SET EXERCISE> Leave out the pictures and repeat the rest of the material exactly.

EXERCISE INPUT>
--- --- ---
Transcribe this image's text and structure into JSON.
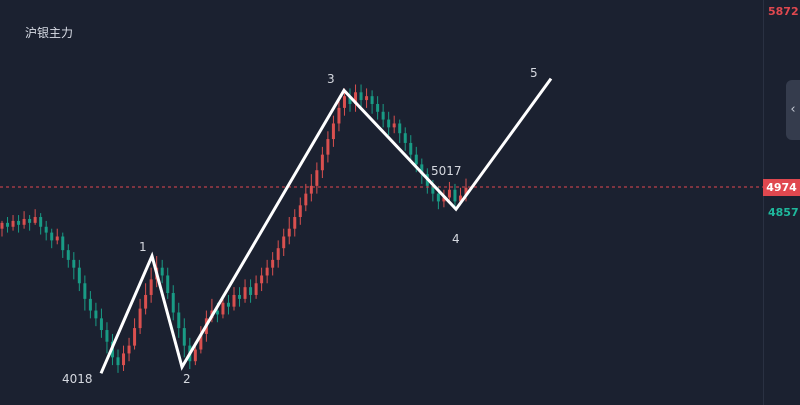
{
  "title": "沪银主力",
  "colors": {
    "up": "#d9504f",
    "down": "#199b85",
    "wave": "#ffffff",
    "current_price": "#e0484f",
    "panel_bg": "#1b2130"
  },
  "price_axis": {
    "high": "5872",
    "current": "4974",
    "low_ref": "4857"
  },
  "wave_labels": [
    "1",
    "2",
    "3",
    "4",
    "5"
  ],
  "annotations": {
    "low": "4018",
    "peak": "5017"
  },
  "collapse_icon": "chevron-left-icon",
  "chart_data": {
    "type": "candlestick",
    "y_top_label": 5872,
    "current_price": 4974,
    "ref_price": 4857,
    "wave_points": [
      {
        "label": "",
        "price": 4018
      },
      {
        "label": "1",
        "price": 4620
      },
      {
        "label": "2",
        "price": 4050
      },
      {
        "label": "3",
        "price": 5470
      },
      {
        "label": "4",
        "price": 4860
      },
      {
        "label": "5",
        "price": 5530
      }
    ],
    "candles": [
      [
        4760,
        4790,
        4800,
        4720
      ],
      [
        4790,
        4770,
        4820,
        4740
      ],
      [
        4770,
        4800,
        4830,
        4750
      ],
      [
        4800,
        4780,
        4830,
        4740
      ],
      [
        4780,
        4810,
        4850,
        4760
      ],
      [
        4810,
        4790,
        4830,
        4750
      ],
      [
        4790,
        4820,
        4860,
        4780
      ],
      [
        4820,
        4770,
        4840,
        4730
      ],
      [
        4770,
        4740,
        4800,
        4700
      ],
      [
        4740,
        4700,
        4760,
        4660
      ],
      [
        4700,
        4720,
        4760,
        4680
      ],
      [
        4720,
        4650,
        4740,
        4610
      ],
      [
        4650,
        4600,
        4680,
        4560
      ],
      [
        4600,
        4560,
        4640,
        4500
      ],
      [
        4560,
        4480,
        4600,
        4440
      ],
      [
        4480,
        4400,
        4520,
        4340
      ],
      [
        4400,
        4340,
        4440,
        4300
      ],
      [
        4340,
        4300,
        4380,
        4260
      ],
      [
        4300,
        4240,
        4350,
        4200
      ],
      [
        4240,
        4180,
        4280,
        4120
      ],
      [
        4180,
        4100,
        4220,
        4060
      ],
      [
        4100,
        4060,
        4140,
        4020
      ],
      [
        4060,
        4120,
        4160,
        4030
      ],
      [
        4120,
        4160,
        4200,
        4080
      ],
      [
        4160,
        4250,
        4300,
        4140
      ],
      [
        4250,
        4350,
        4400,
        4220
      ],
      [
        4350,
        4420,
        4480,
        4320
      ],
      [
        4420,
        4500,
        4560,
        4380
      ],
      [
        4500,
        4560,
        4620,
        4460
      ],
      [
        4560,
        4520,
        4600,
        4480
      ],
      [
        4520,
        4430,
        4560,
        4400
      ],
      [
        4430,
        4330,
        4470,
        4290
      ],
      [
        4330,
        4250,
        4380,
        4200
      ],
      [
        4250,
        4160,
        4300,
        4100
      ],
      [
        4160,
        4080,
        4200,
        4040
      ],
      [
        4080,
        4140,
        4180,
        4060
      ],
      [
        4140,
        4220,
        4260,
        4120
      ],
      [
        4220,
        4300,
        4340,
        4180
      ],
      [
        4300,
        4340,
        4400,
        4280
      ],
      [
        4340,
        4320,
        4380,
        4280
      ],
      [
        4320,
        4380,
        4420,
        4300
      ],
      [
        4380,
        4360,
        4420,
        4320
      ],
      [
        4360,
        4420,
        4460,
        4340
      ],
      [
        4420,
        4400,
        4460,
        4360
      ],
      [
        4400,
        4460,
        4500,
        4380
      ],
      [
        4460,
        4420,
        4500,
        4380
      ],
      [
        4420,
        4480,
        4520,
        4400
      ],
      [
        4480,
        4520,
        4560,
        4440
      ],
      [
        4520,
        4560,
        4600,
        4480
      ],
      [
        4560,
        4600,
        4640,
        4520
      ],
      [
        4600,
        4660,
        4700,
        4560
      ],
      [
        4660,
        4720,
        4760,
        4620
      ],
      [
        4720,
        4760,
        4820,
        4680
      ],
      [
        4760,
        4820,
        4860,
        4720
      ],
      [
        4820,
        4880,
        4920,
        4780
      ],
      [
        4880,
        4940,
        4990,
        4850
      ],
      [
        4940,
        4980,
        5040,
        4900
      ],
      [
        4980,
        5060,
        5100,
        4940
      ],
      [
        5060,
        5140,
        5180,
        5020
      ],
      [
        5140,
        5220,
        5260,
        5100
      ],
      [
        5220,
        5300,
        5340,
        5180
      ],
      [
        5300,
        5380,
        5420,
        5260
      ],
      [
        5380,
        5440,
        5480,
        5340
      ],
      [
        5440,
        5400,
        5480,
        5360
      ],
      [
        5400,
        5460,
        5500,
        5360
      ],
      [
        5460,
        5420,
        5500,
        5380
      ],
      [
        5420,
        5440,
        5480,
        5380
      ],
      [
        5440,
        5400,
        5470,
        5350
      ],
      [
        5400,
        5360,
        5440,
        5320
      ],
      [
        5360,
        5320,
        5400,
        5280
      ],
      [
        5320,
        5280,
        5360,
        5240
      ],
      [
        5280,
        5300,
        5340,
        5250
      ],
      [
        5300,
        5250,
        5320,
        5200
      ],
      [
        5250,
        5200,
        5280,
        5160
      ],
      [
        5200,
        5140,
        5240,
        5100
      ],
      [
        5140,
        5090,
        5180,
        5050
      ],
      [
        5090,
        5040,
        5120,
        4990
      ],
      [
        5040,
        4980,
        5070,
        4940
      ],
      [
        4980,
        4940,
        5010,
        4900
      ],
      [
        4940,
        4900,
        4980,
        4860
      ],
      [
        4900,
        4920,
        4960,
        4870
      ],
      [
        4920,
        4960,
        5000,
        4890
      ],
      [
        4960,
        4900,
        4990,
        4870
      ],
      [
        4900,
        4930,
        4970,
        4880
      ],
      [
        4930,
        4970,
        5017,
        4900
      ]
    ]
  }
}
--- --- ---
THE OUTPUT>
Transcribe this image's text and structure into JSON.
{
  "title": "沪银主力",
  "colors": {
    "up": "#d9504f",
    "down": "#199b85",
    "wave": "#ffffff",
    "current_price": "#e0484f",
    "panel_bg": "#1b2130"
  },
  "price_axis": {
    "high": "5872",
    "current": "4974",
    "low_ref": "4857"
  },
  "wave_labels": [
    "1",
    "2",
    "3",
    "4",
    "5"
  ],
  "annotations": {
    "low": "4018",
    "peak": "5017"
  },
  "collapse_icon": "chevron-left-icon",
  "chart_data": {
    "type": "candlestick",
    "y_top_label": 5872,
    "current_price": 4974,
    "ref_price": 4857,
    "wave_points": [
      {
        "label": "",
        "price": 4018
      },
      {
        "label": "1",
        "price": 4620
      },
      {
        "label": "2",
        "price": 4050
      },
      {
        "label": "3",
        "price": 5470
      },
      {
        "label": "4",
        "price": 4860
      },
      {
        "label": "5",
        "price": 5530
      }
    ],
    "candles": [
      [
        4760,
        4790,
        4800,
        4720
      ],
      [
        4790,
        4770,
        4820,
        4740
      ],
      [
        4770,
        4800,
        4830,
        4750
      ],
      [
        4800,
        4780,
        4830,
        4740
      ],
      [
        4780,
        4810,
        4850,
        4760
      ],
      [
        4810,
        4790,
        4830,
        4750
      ],
      [
        4790,
        4820,
        4860,
        4780
      ],
      [
        4820,
        4770,
        4840,
        4730
      ],
      [
        4770,
        4740,
        4800,
        4700
      ],
      [
        4740,
        4700,
        4760,
        4660
      ],
      [
        4700,
        4720,
        4760,
        4680
      ],
      [
        4720,
        4650,
        4740,
        4610
      ],
      [
        4650,
        4600,
        4680,
        4560
      ],
      [
        4600,
        4560,
        4640,
        4500
      ],
      [
        4560,
        4480,
        4600,
        4440
      ],
      [
        4480,
        4400,
        4520,
        4340
      ],
      [
        4400,
        4340,
        4440,
        4300
      ],
      [
        4340,
        4300,
        4380,
        4260
      ],
      [
        4300,
        4240,
        4350,
        4200
      ],
      [
        4240,
        4180,
        4280,
        4120
      ],
      [
        4180,
        4100,
        4220,
        4060
      ],
      [
        4100,
        4060,
        4140,
        4020
      ],
      [
        4060,
        4120,
        4160,
        4030
      ],
      [
        4120,
        4160,
        4200,
        4080
      ],
      [
        4160,
        4250,
        4300,
        4140
      ],
      [
        4250,
        4350,
        4400,
        4220
      ],
      [
        4350,
        4420,
        4480,
        4320
      ],
      [
        4420,
        4500,
        4560,
        4380
      ],
      [
        4500,
        4560,
        4620,
        4460
      ],
      [
        4560,
        4520,
        4600,
        4480
      ],
      [
        4520,
        4430,
        4560,
        4400
      ],
      [
        4430,
        4330,
        4470,
        4290
      ],
      [
        4330,
        4250,
        4380,
        4200
      ],
      [
        4250,
        4160,
        4300,
        4100
      ],
      [
        4160,
        4080,
        4200,
        4040
      ],
      [
        4080,
        4140,
        4180,
        4060
      ],
      [
        4140,
        4220,
        4260,
        4120
      ],
      [
        4220,
        4300,
        4340,
        4180
      ],
      [
        4300,
        4340,
        4400,
        4280
      ],
      [
        4340,
        4320,
        4380,
        4280
      ],
      [
        4320,
        4380,
        4420,
        4300
      ],
      [
        4380,
        4360,
        4420,
        4320
      ],
      [
        4360,
        4420,
        4460,
        4340
      ],
      [
        4420,
        4400,
        4460,
        4360
      ],
      [
        4400,
        4460,
        4500,
        4380
      ],
      [
        4460,
        4420,
        4500,
        4380
      ],
      [
        4420,
        4480,
        4520,
        4400
      ],
      [
        4480,
        4520,
        4560,
        4440
      ],
      [
        4520,
        4560,
        4600,
        4480
      ],
      [
        4560,
        4600,
        4640,
        4520
      ],
      [
        4600,
        4660,
        4700,
        4560
      ],
      [
        4660,
        4720,
        4760,
        4620
      ],
      [
        4720,
        4760,
        4820,
        4680
      ],
      [
        4760,
        4820,
        4860,
        4720
      ],
      [
        4820,
        4880,
        4920,
        4780
      ],
      [
        4880,
        4940,
        4990,
        4850
      ],
      [
        4940,
        4980,
        5040,
        4900
      ],
      [
        4980,
        5060,
        5100,
        4940
      ],
      [
        5060,
        5140,
        5180,
        5020
      ],
      [
        5140,
        5220,
        5260,
        5100
      ],
      [
        5220,
        5300,
        5340,
        5180
      ],
      [
        5300,
        5380,
        5420,
        5260
      ],
      [
        5380,
        5440,
        5480,
        5340
      ],
      [
        5440,
        5400,
        5480,
        5360
      ],
      [
        5400,
        5460,
        5500,
        5360
      ],
      [
        5460,
        5420,
        5500,
        5380
      ],
      [
        5420,
        5440,
        5480,
        5380
      ],
      [
        5440,
        5400,
        5470,
        5350
      ],
      [
        5400,
        5360,
        5440,
        5320
      ],
      [
        5360,
        5320,
        5400,
        5280
      ],
      [
        5320,
        5280,
        5360,
        5240
      ],
      [
        5280,
        5300,
        5340,
        5250
      ],
      [
        5300,
        5250,
        5320,
        5200
      ],
      [
        5250,
        5200,
        5280,
        5160
      ],
      [
        5200,
        5140,
        5240,
        5100
      ],
      [
        5140,
        5090,
        5180,
        5050
      ],
      [
        5090,
        5040,
        5120,
        4990
      ],
      [
        5040,
        4980,
        5070,
        4940
      ],
      [
        4980,
        4940,
        5010,
        4900
      ],
      [
        4940,
        4900,
        4980,
        4860
      ],
      [
        4900,
        4920,
        4960,
        4870
      ],
      [
        4920,
        4960,
        5000,
        4890
      ],
      [
        4960,
        4900,
        4990,
        4870
      ],
      [
        4900,
        4930,
        4970,
        4880
      ],
      [
        4930,
        4970,
        5017,
        4900
      ]
    ]
  }
}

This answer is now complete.